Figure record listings
[Begin]

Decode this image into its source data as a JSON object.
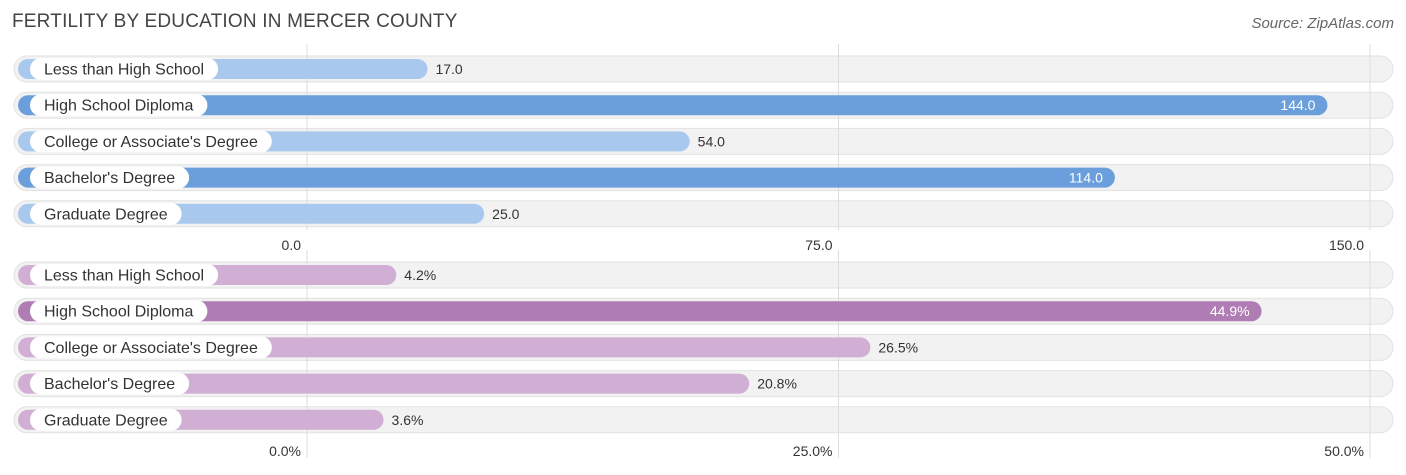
{
  "title": "FERTILITY BY EDUCATION IN MERCER COUNTY",
  "source": "Source: ZipAtlas.com",
  "chart_data": [
    {
      "type": "bar",
      "orientation": "horizontal",
      "categories": [
        "Less than High School",
        "High School Diploma",
        "College or Associate's Degree",
        "Bachelor's Degree",
        "Graduate Degree"
      ],
      "values": [
        17.0,
        144.0,
        54.0,
        114.0,
        25.0
      ],
      "value_labels": [
        "17.0",
        "144.0",
        "54.0",
        "114.0",
        "25.0"
      ],
      "xlim": [
        0,
        150
      ],
      "ticks": [
        0,
        75,
        150
      ],
      "tick_labels": [
        "0.0",
        "75.0",
        "150.0"
      ],
      "colors": {
        "strong": "#6a9fdc",
        "light": "#a9c8ee"
      },
      "grid": true
    },
    {
      "type": "bar",
      "orientation": "horizontal",
      "categories": [
        "Less than High School",
        "High School Diploma",
        "College or Associate's Degree",
        "Bachelor's Degree",
        "Graduate Degree"
      ],
      "values": [
        4.2,
        44.9,
        26.5,
        20.8,
        3.6
      ],
      "value_labels": [
        "4.2%",
        "44.9%",
        "26.5%",
        "20.8%",
        "3.6%"
      ],
      "xlim": [
        0,
        50
      ],
      "ticks": [
        0,
        25,
        50
      ],
      "tick_labels": [
        "0.0%",
        "25.0%",
        "50.0%"
      ],
      "colors": {
        "strong": "#b07cb4",
        "light": "#d1afd4"
      },
      "grid": true
    }
  ]
}
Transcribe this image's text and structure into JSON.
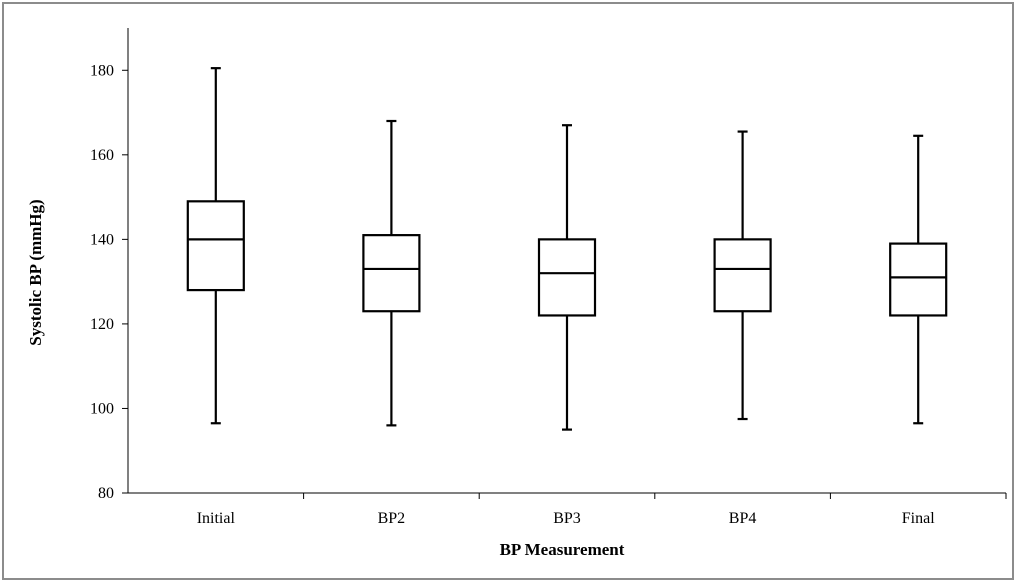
{
  "chart_data": {
    "type": "box",
    "title": "",
    "xlabel": "BP Measurement",
    "ylabel": "Systolic BP (mmHg)",
    "ylim": [
      80,
      190
    ],
    "yticks": [
      80,
      100,
      120,
      140,
      160,
      180
    ],
    "grid": false,
    "categories": [
      "Initial",
      "BP2",
      "BP3",
      "BP4",
      "Final"
    ],
    "boxes": [
      {
        "min": 96.5,
        "q1": 128,
        "median": 140,
        "q3": 149,
        "max": 180.5
      },
      {
        "min": 96,
        "q1": 123,
        "median": 133,
        "q3": 141,
        "max": 168
      },
      {
        "min": 95,
        "q1": 122,
        "median": 132,
        "q3": 140,
        "max": 167
      },
      {
        "min": 97.5,
        "q1": 123,
        "median": 133,
        "q3": 140,
        "max": 165.5
      },
      {
        "min": 96.5,
        "q1": 122,
        "median": 131,
        "q3": 139,
        "max": 164.5
      }
    ]
  }
}
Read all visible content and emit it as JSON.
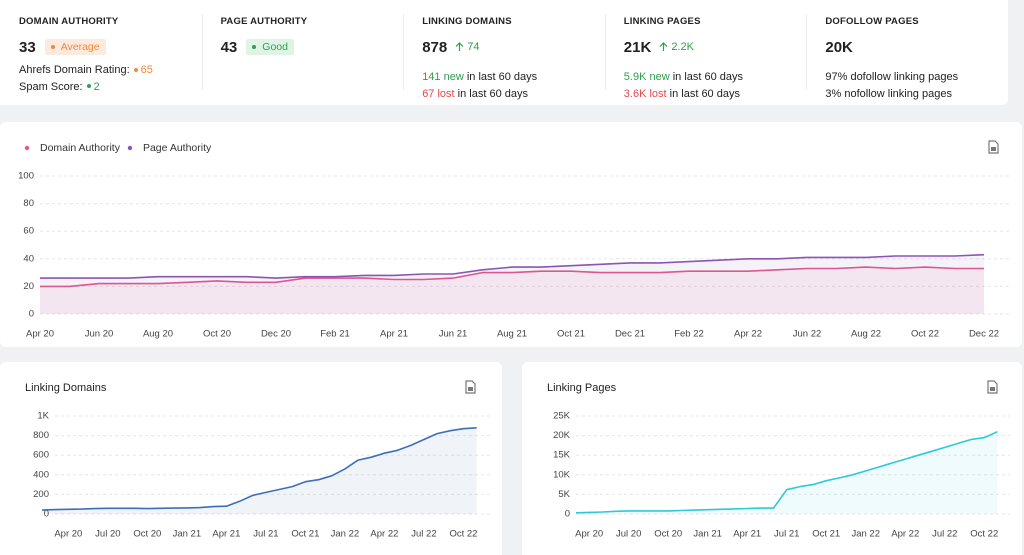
{
  "stats": [
    {
      "title": "DOMAIN AUTHORITY",
      "value": "33",
      "badge": {
        "text": "Average",
        "color": "#f0883e",
        "background": "#fdeadf"
      },
      "lines": [
        [
          {
            "text": "Ahrefs Domain Rating:"
          },
          {
            "text": "65",
            "color": "#f0883e",
            "dot": true
          }
        ],
        [
          {
            "text": "Spam Score:"
          },
          {
            "text": "2",
            "color": "#2e9e4f",
            "dot": true
          }
        ]
      ]
    },
    {
      "title": "PAGE AUTHORITY",
      "value": "43",
      "badge": {
        "text": "Good",
        "color": "#2e9e4f",
        "background": "#e0f4e5"
      }
    },
    {
      "title": "LINKING DOMAINS",
      "value": "878",
      "change": {
        "text": "74",
        "color": "#2e9e4f"
      },
      "lines": [
        [
          {
            "text": "141 new",
            "color": "#2e9e4f"
          },
          {
            "text": " in last 60 days"
          }
        ],
        [
          {
            "text": "67 lost",
            "color": "#e5484d"
          },
          {
            "text": " in last 60 days"
          }
        ]
      ]
    },
    {
      "title": "LINKING PAGES",
      "value": "21K",
      "change": {
        "text": "2.2K",
        "color": "#2e9e4f"
      },
      "lines": [
        [
          {
            "text": "5.9K new",
            "color": "#2e9e4f"
          },
          {
            "text": " in last 60 days"
          }
        ],
        [
          {
            "text": "3.6K lost",
            "color": "#e5484d"
          },
          {
            "text": " in last 60 days"
          }
        ]
      ]
    },
    {
      "title": "DOFOLLOW PAGES",
      "value": "20K",
      "lines": [
        [
          {
            "text": "97% dofollow linking pages"
          }
        ],
        [
          {
            "text": "3% nofollow linking pages"
          }
        ]
      ]
    }
  ],
  "chart_data": [
    {
      "type": "line",
      "area": true,
      "grid": true,
      "legend": "top-left",
      "categories": [
        "Apr 20",
        null,
        "Jun 20",
        null,
        "Aug 20",
        null,
        "Oct 20",
        null,
        "Dec 20",
        null,
        "Feb 21",
        null,
        "Apr 21",
        null,
        "Jun 21",
        null,
        "Aug 21",
        null,
        "Oct 21",
        null,
        "Dec 21",
        null,
        "Feb 22",
        null,
        "Apr 22",
        null,
        "Jun 22",
        null,
        "Aug 22",
        null,
        "Oct 22",
        null,
        "Dec 22"
      ],
      "series": [
        {
          "name": "Domain Authority",
          "color": "#e0588c",
          "values": [
            20,
            20,
            22,
            22,
            22,
            23,
            24,
            23,
            23,
            26,
            26,
            26,
            25,
            25,
            26,
            30,
            30,
            31,
            31,
            30,
            30,
            30,
            31,
            31,
            31,
            32,
            33,
            33,
            34,
            33,
            34,
            33,
            33
          ]
        },
        {
          "name": "Page Authority",
          "color": "#8a55b5",
          "values": [
            26,
            26,
            26,
            26,
            27,
            27,
            27,
            27,
            26,
            27,
            27,
            28,
            28,
            29,
            29,
            32,
            34,
            34,
            35,
            36,
            37,
            37,
            38,
            39,
            40,
            40,
            41,
            41,
            41,
            42,
            42,
            42,
            43
          ]
        }
      ],
      "ylim": [
        0,
        100
      ],
      "yticks": [
        0,
        20,
        40,
        60,
        80,
        100
      ]
    },
    {
      "type": "line",
      "area": true,
      "grid": true,
      "title": "Linking Domains",
      "categories": [
        null,
        null,
        "Apr 20",
        null,
        null,
        "Jul 20",
        null,
        null,
        "Oct 20",
        null,
        null,
        "Jan 21",
        null,
        null,
        "Apr 21",
        null,
        null,
        "Jul 21",
        null,
        null,
        "Oct 21",
        null,
        null,
        "Jan 22",
        null,
        null,
        "Apr 22",
        null,
        null,
        "Jul 22",
        null,
        null,
        "Oct 22",
        null
      ],
      "series": [
        {
          "color": "#3d6fb8",
          "values": [
            40,
            45,
            48,
            50,
            55,
            58,
            58,
            58,
            55,
            58,
            60,
            62,
            65,
            75,
            80,
            130,
            190,
            220,
            250,
            280,
            330,
            350,
            390,
            460,
            550,
            580,
            620,
            650,
            700,
            760,
            820,
            850,
            870,
            880
          ]
        }
      ],
      "ylim": [
        0,
        1000
      ],
      "yticks": [
        0,
        200,
        400,
        600,
        800,
        {
          "value": 1000,
          "label": "1K"
        }
      ]
    },
    {
      "type": "line",
      "area": true,
      "grid": true,
      "title": "Linking Pages",
      "categories": [
        null,
        "Apr 20",
        null,
        null,
        "Jul 20",
        null,
        null,
        "Oct 20",
        null,
        null,
        "Jan 21",
        null,
        null,
        "Apr 21",
        null,
        null,
        "Jul 21",
        null,
        null,
        "Oct 21",
        null,
        null,
        "Jan 22",
        null,
        null,
        "Apr 22",
        null,
        null,
        "Jul 22",
        null,
        null,
        "Oct 22",
        null
      ],
      "series": [
        {
          "color": "#2ec9d9",
          "values": [
            300,
            400,
            500,
            700,
            800,
            800,
            800,
            800,
            900,
            1000,
            1100,
            1200,
            1300,
            1400,
            1500,
            1500,
            6200,
            7000,
            7500,
            8500,
            9200,
            10000,
            11000,
            12000,
            13000,
            14000,
            15000,
            16000,
            17000,
            18000,
            19000,
            19500,
            21000
          ]
        }
      ],
      "ylim": [
        0,
        25000
      ],
      "yticks": [
        0,
        {
          "value": 5000,
          "label": "5K"
        },
        {
          "value": 10000,
          "label": "10K"
        },
        {
          "value": 15000,
          "label": "15K"
        },
        {
          "value": 20000,
          "label": "20K"
        },
        {
          "value": 25000,
          "label": "25K"
        }
      ]
    }
  ]
}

[End]

Direction: From the entries above, extract every line where the word "median" appears.

Written reply:
        "median": 140,
        "median": 133,
        "median": 132,
        "median": 133,
        "median": 131,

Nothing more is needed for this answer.